Data tied to figure images
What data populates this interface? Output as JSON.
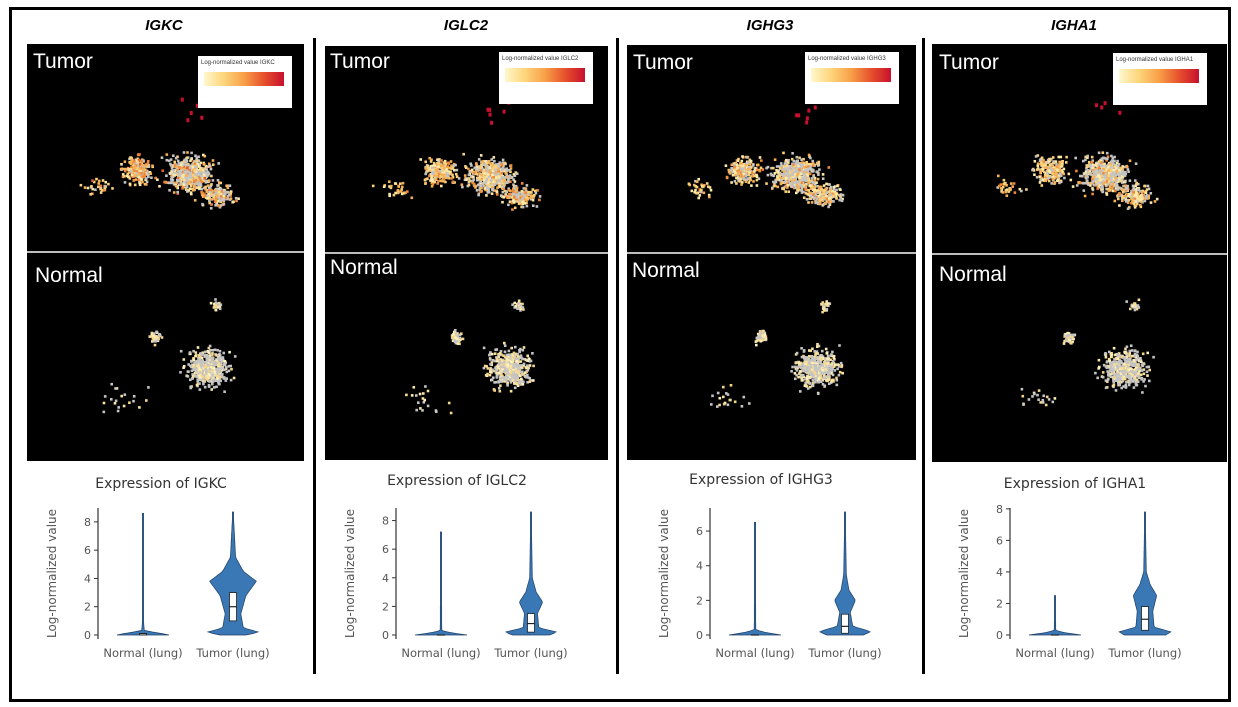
{
  "panels": [
    {
      "gene": "IGKC",
      "tumor_label": "Tumor",
      "normal_label": "Normal",
      "legend_title": "Log-normalized value IGKC",
      "violin_title": "Expression of IGKC"
    },
    {
      "gene": "IGLC2",
      "tumor_label": "Tumor",
      "normal_label": "Normal",
      "legend_title": "Log-normalized value IGLC2",
      "violin_title": "Expression of IGLC2"
    },
    {
      "gene": "IGHG3",
      "tumor_label": "Tumor",
      "normal_label": "Normal",
      "legend_title": "Log-normalized value IGHG3",
      "violin_title": "Expression of IGHG3"
    },
    {
      "gene": "IGHA1",
      "tumor_label": "Tumor",
      "normal_label": "Normal",
      "legend_title": "Log-normalized value IGHA1",
      "violin_title": "Expression of IGHA1"
    }
  ],
  "colors": {
    "violin_fill": "#3a78b5",
    "low": "#fff8cc",
    "high": "#c8102e",
    "zero": "#bdbdbd"
  },
  "chart_data": [
    {
      "type": "violin",
      "title": "Expression of IGKC",
      "ylabel": "Log-normalized value",
      "categories": [
        "Normal (lung)",
        "Tumor (lung)"
      ],
      "yticks": [
        0,
        2,
        4,
        6,
        8
      ],
      "ylim": [
        0,
        8.7
      ],
      "series": [
        {
          "max": 8.6,
          "median": 0.1,
          "q1": 0,
          "q3": 0.1,
          "dens": [
            [
              0,
              1
            ],
            [
              0.15,
              0.6
            ],
            [
              0.3,
              0.05
            ],
            [
              1,
              0.02
            ],
            [
              8.6,
              0.01
            ]
          ]
        },
        {
          "max": 8.7,
          "median": 2.0,
          "q1": 1.0,
          "q3": 3.0,
          "dens": [
            [
              0,
              0.5
            ],
            [
              0.2,
              1
            ],
            [
              0.5,
              0.4
            ],
            [
              1.5,
              0.3
            ],
            [
              2.8,
              0.5
            ],
            [
              3.8,
              0.9
            ],
            [
              4.5,
              0.4
            ],
            [
              5.5,
              0.1
            ],
            [
              8.7,
              0.01
            ]
          ]
        }
      ]
    },
    {
      "type": "violin",
      "title": "Expression of IGLC2",
      "ylabel": "Log-normalized value",
      "categories": [
        "Normal (lung)",
        "Tumor (lung)"
      ],
      "yticks": [
        0,
        2,
        4,
        6,
        8
      ],
      "ylim": [
        0,
        8.6
      ],
      "series": [
        {
          "max": 7.2,
          "median": 0,
          "q1": 0,
          "q3": 0,
          "dens": [
            [
              0,
              1
            ],
            [
              0.15,
              0.4
            ],
            [
              0.3,
              0.03
            ],
            [
              7.2,
              0.01
            ]
          ]
        },
        {
          "max": 8.6,
          "median": 0.8,
          "q1": 0.2,
          "q3": 1.5,
          "dens": [
            [
              0,
              0.7
            ],
            [
              0.2,
              1
            ],
            [
              0.5,
              0.3
            ],
            [
              1.5,
              0.25
            ],
            [
              2.3,
              0.45
            ],
            [
              3,
              0.2
            ],
            [
              4,
              0.05
            ],
            [
              8.6,
              0.01
            ]
          ]
        }
      ]
    },
    {
      "type": "violin",
      "title": "Expression of IGHG3",
      "ylabel": "Log-normalized value",
      "categories": [
        "Normal (lung)",
        "Tumor (lung)"
      ],
      "yticks": [
        0,
        2,
        4,
        6
      ],
      "ylim": [
        0,
        7.1
      ],
      "series": [
        {
          "max": 6.5,
          "median": 0,
          "q1": 0,
          "q3": 0,
          "dens": [
            [
              0,
              1
            ],
            [
              0.15,
              0.4
            ],
            [
              0.3,
              0.03
            ],
            [
              6.5,
              0.01
            ]
          ]
        },
        {
          "max": 7.1,
          "median": 0.5,
          "q1": 0.1,
          "q3": 1.2,
          "dens": [
            [
              0,
              0.7
            ],
            [
              0.2,
              1
            ],
            [
              0.5,
              0.3
            ],
            [
              1.3,
              0.2
            ],
            [
              2,
              0.4
            ],
            [
              2.6,
              0.15
            ],
            [
              3.5,
              0.05
            ],
            [
              7.1,
              0.01
            ]
          ]
        }
      ]
    },
    {
      "type": "violin",
      "title": "Expression of IGHA1",
      "ylabel": "Log-normalized value",
      "categories": [
        "Normal (lung)",
        "Tumor (lung)"
      ],
      "yticks": [
        0,
        2,
        4,
        6,
        8
      ],
      "ylim": [
        0,
        7.8
      ],
      "series": [
        {
          "max": 2.5,
          "median": 0,
          "q1": 0,
          "q3": 0,
          "dens": [
            [
              0,
              1
            ],
            [
              0.15,
              0.35
            ],
            [
              0.3,
              0.03
            ],
            [
              2.5,
              0.01
            ]
          ]
        },
        {
          "max": 7.8,
          "median": 1.0,
          "q1": 0.3,
          "q3": 1.8,
          "dens": [
            [
              0,
              0.8
            ],
            [
              0.2,
              1
            ],
            [
              0.5,
              0.35
            ],
            [
              1.5,
              0.3
            ],
            [
              2.5,
              0.45
            ],
            [
              3.2,
              0.2
            ],
            [
              4,
              0.05
            ],
            [
              7.8,
              0.01
            ]
          ]
        }
      ]
    }
  ]
}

[TASK GOAL]
Give back the records exactly, minus any pictures.

[TASK RESULT]
What data populates this interface? Output as JSON.
{
  "panels": [
    {
      "gene": "IGKC",
      "tumor_label": "Tumor",
      "normal_label": "Normal",
      "legend_title": "Log-normalized value IGKC",
      "violin_title": "Expression of IGKC"
    },
    {
      "gene": "IGLC2",
      "tumor_label": "Tumor",
      "normal_label": "Normal",
      "legend_title": "Log-normalized value IGLC2",
      "violin_title": "Expression of IGLC2"
    },
    {
      "gene": "IGHG3",
      "tumor_label": "Tumor",
      "normal_label": "Normal",
      "legend_title": "Log-normalized value IGHG3",
      "violin_title": "Expression of IGHG3"
    },
    {
      "gene": "IGHA1",
      "tumor_label": "Tumor",
      "normal_label": "Normal",
      "legend_title": "Log-normalized value IGHA1",
      "violin_title": "Expression of IGHA1"
    }
  ],
  "colors": {
    "violin_fill": "#3a78b5",
    "low": "#fff8cc",
    "high": "#c8102e",
    "zero": "#bdbdbd"
  },
  "chart_data": [
    {
      "type": "violin",
      "title": "Expression of IGKC",
      "ylabel": "Log-normalized value",
      "categories": [
        "Normal (lung)",
        "Tumor (lung)"
      ],
      "yticks": [
        0,
        2,
        4,
        6,
        8
      ],
      "ylim": [
        0,
        8.7
      ],
      "series": [
        {
          "max": 8.6,
          "median": 0.1,
          "q1": 0,
          "q3": 0.1,
          "dens": [
            [
              0,
              1
            ],
            [
              0.15,
              0.6
            ],
            [
              0.3,
              0.05
            ],
            [
              1,
              0.02
            ],
            [
              8.6,
              0.01
            ]
          ]
        },
        {
          "max": 8.7,
          "median": 2.0,
          "q1": 1.0,
          "q3": 3.0,
          "dens": [
            [
              0,
              0.5
            ],
            [
              0.2,
              1
            ],
            [
              0.5,
              0.4
            ],
            [
              1.5,
              0.3
            ],
            [
              2.8,
              0.5
            ],
            [
              3.8,
              0.9
            ],
            [
              4.5,
              0.4
            ],
            [
              5.5,
              0.1
            ],
            [
              8.7,
              0.01
            ]
          ]
        }
      ]
    },
    {
      "type": "violin",
      "title": "Expression of IGLC2",
      "ylabel": "Log-normalized value",
      "categories": [
        "Normal (lung)",
        "Tumor (lung)"
      ],
      "yticks": [
        0,
        2,
        4,
        6,
        8
      ],
      "ylim": [
        0,
        8.6
      ],
      "series": [
        {
          "max": 7.2,
          "median": 0,
          "q1": 0,
          "q3": 0,
          "dens": [
            [
              0,
              1
            ],
            [
              0.15,
              0.4
            ],
            [
              0.3,
              0.03
            ],
            [
              7.2,
              0.01
            ]
          ]
        },
        {
          "max": 8.6,
          "median": 0.8,
          "q1": 0.2,
          "q3": 1.5,
          "dens": [
            [
              0,
              0.7
            ],
            [
              0.2,
              1
            ],
            [
              0.5,
              0.3
            ],
            [
              1.5,
              0.25
            ],
            [
              2.3,
              0.45
            ],
            [
              3,
              0.2
            ],
            [
              4,
              0.05
            ],
            [
              8.6,
              0.01
            ]
          ]
        }
      ]
    },
    {
      "type": "violin",
      "title": "Expression of IGHG3",
      "ylabel": "Log-normalized value",
      "categories": [
        "Normal (lung)",
        "Tumor (lung)"
      ],
      "yticks": [
        0,
        2,
        4,
        6
      ],
      "ylim": [
        0,
        7.1
      ],
      "series": [
        {
          "max": 6.5,
          "median": 0,
          "q1": 0,
          "q3": 0,
          "dens": [
            [
              0,
              1
            ],
            [
              0.15,
              0.4
            ],
            [
              0.3,
              0.03
            ],
            [
              6.5,
              0.01
            ]
          ]
        },
        {
          "max": 7.1,
          "median": 0.5,
          "q1": 0.1,
          "q3": 1.2,
          "dens": [
            [
              0,
              0.7
            ],
            [
              0.2,
              1
            ],
            [
              0.5,
              0.3
            ],
            [
              1.3,
              0.2
            ],
            [
              2,
              0.4
            ],
            [
              2.6,
              0.15
            ],
            [
              3.5,
              0.05
            ],
            [
              7.1,
              0.01
            ]
          ]
        }
      ]
    },
    {
      "type": "violin",
      "title": "Expression of IGHA1",
      "ylabel": "Log-normalized value",
      "categories": [
        "Normal (lung)",
        "Tumor (lung)"
      ],
      "yticks": [
        0,
        2,
        4,
        6,
        8
      ],
      "ylim": [
        0,
        7.8
      ],
      "series": [
        {
          "max": 2.5,
          "median": 0,
          "q1": 0,
          "q3": 0,
          "dens": [
            [
              0,
              1
            ],
            [
              0.15,
              0.35
            ],
            [
              0.3,
              0.03
            ],
            [
              2.5,
              0.01
            ]
          ]
        },
        {
          "max": 7.8,
          "median": 1.0,
          "q1": 0.3,
          "q3": 1.8,
          "dens": [
            [
              0,
              0.8
            ],
            [
              0.2,
              1
            ],
            [
              0.5,
              0.35
            ],
            [
              1.5,
              0.3
            ],
            [
              2.5,
              0.45
            ],
            [
              3.2,
              0.2
            ],
            [
              4,
              0.05
            ],
            [
              7.8,
              0.01
            ]
          ]
        }
      ]
    }
  ]
}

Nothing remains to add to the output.